§ Goal: Every record below should be written out exactly; pictures stay out.

§ Data for processing:
────────
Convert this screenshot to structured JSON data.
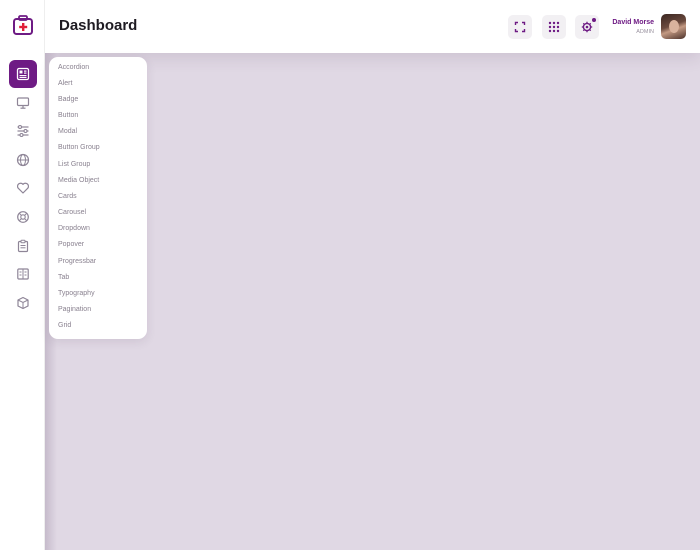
{
  "header": {
    "title": "Dashboard",
    "user_name": "David Morse",
    "user_role": "ADMIN"
  },
  "sidebar": {
    "items": [
      {
        "icon": "dashboard-icon",
        "active": true
      },
      {
        "icon": "monitor-icon"
      },
      {
        "icon": "sliders-icon"
      },
      {
        "icon": "globe-icon"
      },
      {
        "icon": "heart-icon"
      },
      {
        "icon": "support-icon"
      },
      {
        "icon": "clipboard-icon"
      },
      {
        "icon": "document-icon"
      },
      {
        "icon": "cube-icon"
      }
    ]
  },
  "menu": {
    "items": [
      "Accordion",
      "Alert",
      "Badge",
      "Button",
      "Modal",
      "Button Group",
      "List Group",
      "Media Object",
      "Cards",
      "Carousel",
      "Dropdown",
      "Popover",
      "Progressbar",
      "Tab",
      "Typography",
      "Pagination",
      "Grid"
    ]
  },
  "colors": {
    "accent": "#6e1b84",
    "background": "#e0d8e4",
    "logo_red": "#e0203a"
  }
}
────────
§ Reply to the task:
Convert this screenshot to structured JSON data.
{
  "header": {
    "title": "Dashboard",
    "user_name": "David Morse",
    "user_role": "ADMIN"
  },
  "sidebar": {
    "items": [
      {
        "icon": "dashboard-icon",
        "active": true
      },
      {
        "icon": "monitor-icon"
      },
      {
        "icon": "sliders-icon"
      },
      {
        "icon": "globe-icon"
      },
      {
        "icon": "heart-icon"
      },
      {
        "icon": "support-icon"
      },
      {
        "icon": "clipboard-icon"
      },
      {
        "icon": "document-icon"
      },
      {
        "icon": "cube-icon"
      }
    ]
  },
  "menu": {
    "items": [
      "Accordion",
      "Alert",
      "Badge",
      "Button",
      "Modal",
      "Button Group",
      "List Group",
      "Media Object",
      "Cards",
      "Carousel",
      "Dropdown",
      "Popover",
      "Progressbar",
      "Tab",
      "Typography",
      "Pagination",
      "Grid"
    ]
  },
  "colors": {
    "accent": "#6e1b84",
    "background": "#e0d8e4",
    "logo_red": "#e0203a"
  }
}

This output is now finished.